*DIRECTIONS FOR THIS TASK*
Pictures stay out of the copy; restate everything else in the material exactly.

* * * *

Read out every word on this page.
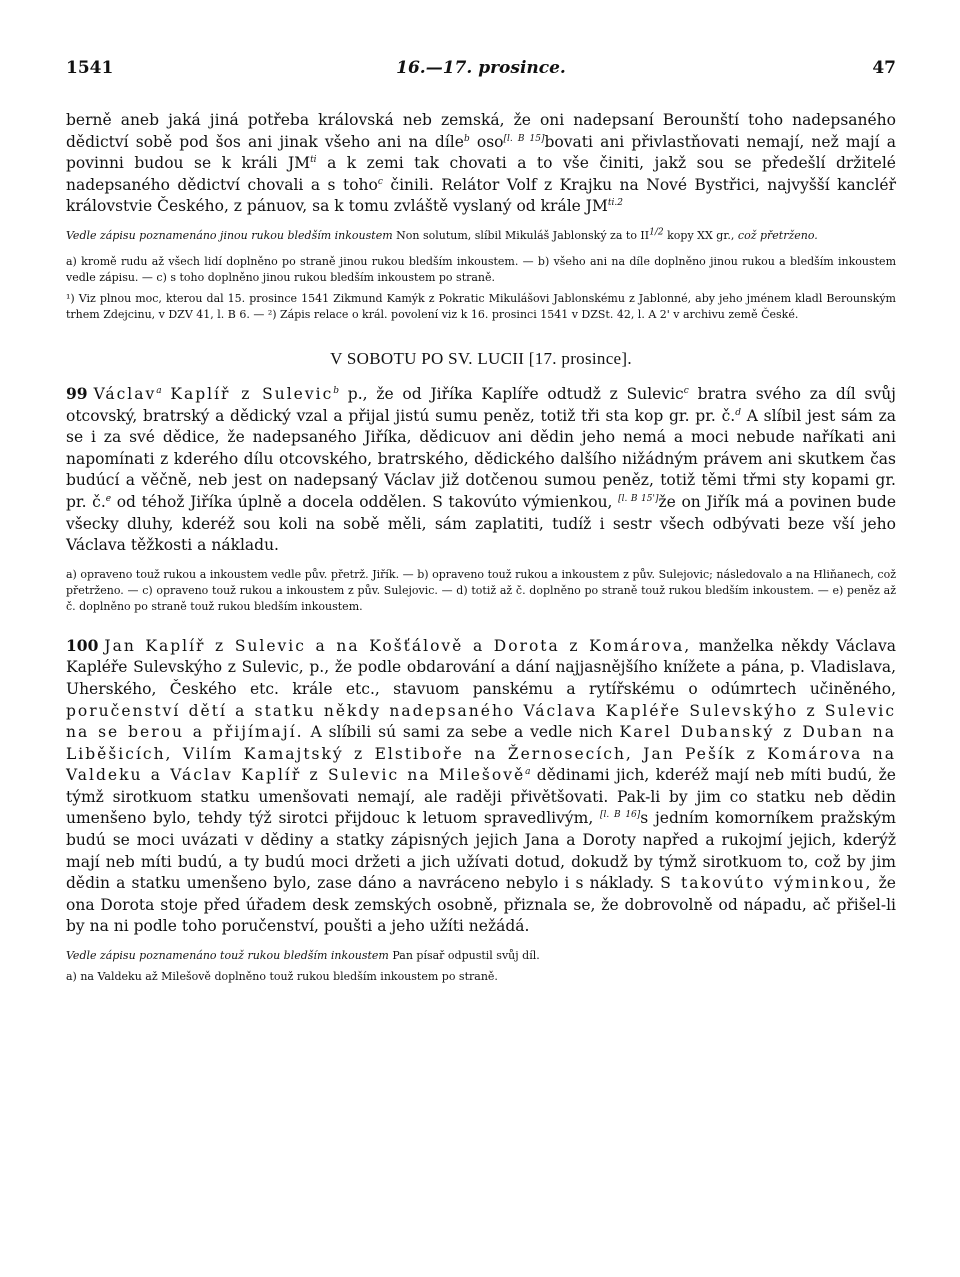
1541	16.—17. prosince.	47

berně aneb jaká jiná potřeba královská neb zemská, že oni nadepsaní Berounští toho nadepsaného dědictví sobě pod šos ani jinak všeho ani na díle$^b$ oso[l. B 15]bovati ani přivlastňovati nemají, než mají a povinni budou se k králi $JM^{ti}$ a k zemi tak chovati a to vše činiti, jakž sou se předešlí držitelé nadepsaného dědictví chovali a s toho$^c$ činili. Relátor Volf z Krajku na Nové Bystřici, najvyšší kancléř královstvie Českého, z pánuov, sa k tomu zvláště vyslaný od krále $JM^{ti.2}$

Vedle zápisu poznamenáno jinou rukou bledším inkoustem Non solutum, slíbil Mikuláš Jablonský za to $II^{1/2}$ kopy XX gr., což přetrženo.

a) kromě rudu až všech lidí doplněno po straně jinou rukou bledším inkoustem. — b) všeho ani na díle doplněno jinou rukou a bledším inkoustem vedle zápisu. — c) s toho doplněno jinou rukou bledším inkoustem po straně.

¹) Viz plnou moc, kterou dal 15. prosince 1541 Zikmund Kamýk z Pokratic Mikulášovi Jablonskému z Jablonné, aby jeho jménem kladl Berounským trhem Zdejcinu, v DZV 41, l. B 6. — ²) Zápis relace o král. povolení viz k 16. prosinci 1541 v DZSt. 42, l. A 2' v archivu země České.

V SOBOTU PO SV. LUCII [17. prosince].

99 Václav$^a$ Kaplíř z Sulevic$^b$ p., že od Jiříka Kaplíře odtudž z Sulevic$^c$ bratra svého za díl svůj otcovský, bratrský a dědický vzal a přijal jistú sumu peněz, totiž tři sta kop gr. pr. č.$^d$ A slíbil jest sám za se i za své dědice, že nadepsaného Jiříka, dědicuov ani dědin jeho nemá a moci nebude naříkati ani napomínati z kderého dílu otcovského, bratrského, dědického dalšího nižádným právem ani skutkem čas budúcí a věčně, neb jest on nadepsaný Václav již dotčenou sumou peněz, totiž těmi třmi sty kopami gr. pr. č.$^e$ od téhož Jiříka úplně a docela oddělen. S takovúto výmienkou, [l. B 15']že on Jiřík má a povinen bude všecky dluhy, kderéž sou koli na sobě měli, sám zaplatiti, tudíž i sestr všech odbývati beze vší jeho Václava těžkosti a nákladu.

a) opraveno touž rukou a inkoustem vedle pův. přetrž. Jiřík. — b) opraveno touž rukou a inkoustem z pův. Sulejovic; následovalo a na Hliňanech, což přetrženo. — c) opraveno touž rukou a inkoustem z pův. Sulejovic. — d) totiž až č. doplněno po straně touž rukou bledším inkoustem. — e) peněz až č. doplněno po straně touž rukou bledším inkoustem.

100 Jan Kaplíř z Sulevic a na Košťálově a Dorota z Komárova, manželka někdy Václava Kapléře Sulevskýho z Sulevic, p., že podle obdarování a dání najjasnějšího knížete a pána, p. Vladislava, Uherského, Českého etc. krále etc., stavuom panskému a rytířskému o odúmrtech učiněného, poručenství dětí a statku někdy nadepsaného Václava Kapléře Sulevskýho z Sulevic na se berou a přijímají. A slíbili sú sami za sebe a vedle nich Karel Dubanský z Duban na Liběšicích, Vilím Kamajtský z Elstiboře na Žernosecích, Jan Pešík z Komárova na Valdeku a Václav Kaplíř z Sulevic na Milešově$^a$ dědinami jich, kderéž mají neb míti budú, že týmž sirotkuom statku umenšovati nemají, ale raději přivětšovati. Pak-li by jim co statku neb dědin umenšeno bylo, tehdy týž sirotci přijdouc k letuom spravedlivým, [l. B 16]s jedním komorníkem pražským budú se moci uvázati v dědiny a statky zápisných jejich Jana a Doroty napřed a rukojmí jejich, kderýž mají neb míti budú, a ty budú moci držeti a jich užívati dotud, dokudž by týmž sirotkuom to, což by jim dědin a statku umenšeno bylo, zase dáno a navráceno nebylo i s náklady. S takovúto výminkou, že ona Dorota stoje před úřadem desk zemských osobně, přiznala se, že dobrovolně od nápadu, ač přišel-li by na ni podle toho poručenství, poušti a jeho užíti nežádá.

Vedle zápisu poznamenáno touž rukou bledším inkoustem Pan písař odpustil svůj díl.

a) na Valdeku až Milešově doplněno touž rukou bledším inkoustem po straně.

* * * *

*RIGHT ANSWER*
Read out every word on this page.
1541	16.—17. prosince.	47

berně aneb jaká jiná potřeba královská neb zemská, že oni nadepsaní Berounští toho nadepsaného dědictví sobě pod šos ani jinak všeho ani na díle$^b$ oso[l. B 15]bovati ani přivlastňovati nemají, než mají a povinni budou se k králi $JM^{ti}$ a k zemi tak chovati a to vše činiti, jakž sou se předešlí držitelé nadepsaného dědictví chovali a s toho$^c$ činili. Relátor Volf z Krajku na Nové Bystřici, najvyšší kancléř královstvie Českého, z pánuov, sa k tomu zvláště vyslaný od krále $JM^{ti.2}$

Vedle zápisu poznamenáno jinou rukou bledším inkoustem Non solutum, slíbil Mikuláš Jablonský za to $II^{1/2}$ kopy XX gr., což přetrženo.

a) kromě rudu až všech lidí doplněno po straně jinou rukou bledším inkoustem. — b) všeho ani na díle doplněno jinou rukou a bledším inkoustem vedle zápisu. — c) s toho doplněno jinou rukou bledším inkoustem po straně.

¹) Viz plnou moc, kterou dal 15. prosince 1541 Zikmund Kamýk z Pokratic Mikulášovi Jablonskému z Jablonné, aby jeho jménem kladl Berounským trhem Zdejcinu, v DZV 41, l. B 6. — ²) Zápis relace o král. povolení viz k 16. prosinci 1541 v DZSt. 42, l. A 2' v archivu země České.

V SOBOTU PO SV. LUCII [17. prosince].

99 Václav$^a$ Kaplíř z Sulevic$^b$ p., že od Jiříka Kaplíře odtudž z Sulevic$^c$ bratra svého za díl svůj otcovský, bratrský a dědický vzal a přijal jistú sumu peněz, totiž tři sta kop gr. pr. č.$^d$ A slíbil jest sám za se i za své dědice, že nadepsaného Jiříka, dědicuov ani dědin jeho nemá a moci nebude naříkati ani napomínati z kderého dílu otcovského, bratrského, dědického dalšího nižádným právem ani skutkem čas budúcí a věčně, neb jest on nadepsaný Václav již dotčenou sumou peněz, totiž těmi třmi sty kopami gr. pr. č.$^e$ od téhož Jiříka úplně a docela oddělen. S takovúto výmienkou, [l. B 15']že on Jiřík má a povinen bude všecky dluhy, kderéž sou koli na sobě měli, sám zaplatiti, tudíž i sestr všech odbývati beze vší jeho Václava těžkosti a nákladu.

a) opraveno touž rukou a inkoustem vedle pův. přetrž. Jiřík. — b) opraveno touž rukou a inkoustem z pův. Sulejovic; následovalo a na Hliňanech, což přetrženo. — c) opraveno touž rukou a inkoustem z pův. Sulejovic. — d) totiž až č. doplněno po straně touž rukou bledším inkoustem. — e) peněz až č. doplněno po straně touž rukou bledším inkoustem.

100 Jan Kaplíř z Sulevic a na Košťálově a Dorota z Komárova, manželka někdy Václava Kapléře Sulevskýho z Sulevic, p., že podle obdarování a dání najjasnějšího knížete a pána, p. Vladislava, Uherského, Českého etc. krále etc., stavuom panskému a rytířskému o odúmrtech učiněného, poručenství dětí a statku někdy nadepsaného Václava Kapléře Sulevskýho z Sulevic na se berou a přijímají. A slíbili sú sami za sebe a vedle nich Karel Dubanský z Duban na Liběšicích, Vilím Kamajtský z Elstiboře na Žernosecích, Jan Pešík z Komárova na Valdeku a Václav Kaplíř z Sulevic na Milešově$^a$ dědinami jich, kderéž mají neb míti budú, že týmž sirotkuom statku umenšovati nemají, ale raději přivětšovati. Pak-li by jim co statku neb dědin umenšeno bylo, tehdy týž sirotci přijdouc k letuom spravedlivým, [l. B 16]s jedním komorníkem pražským budú se moci uvázati v dědiny a statky zápisných jejich Jana a Doroty napřed a rukojmí jejich, kderýž mají neb míti budú, a ty budú moci držeti a jich užívati dotud, dokudž by týmž sirotkuom to, což by jim dědin a statku umenšeno bylo, zase dáno a navráceno nebylo i s náklady. S takovúto výminkou, že ona Dorota stoje před úřadem desk zemských osobně, přiznala se, že dobrovolně od nápadu, ač přišel-li by na ni podle toho poručenství, poušti a jeho užíti nežádá.

Vedle zápisu poznamenáno touž rukou bledším inkoustem Pan písař odpustil svůj díl.

a) na Valdeku až Milešově doplněno touž rukou bledším inkoustem po straně.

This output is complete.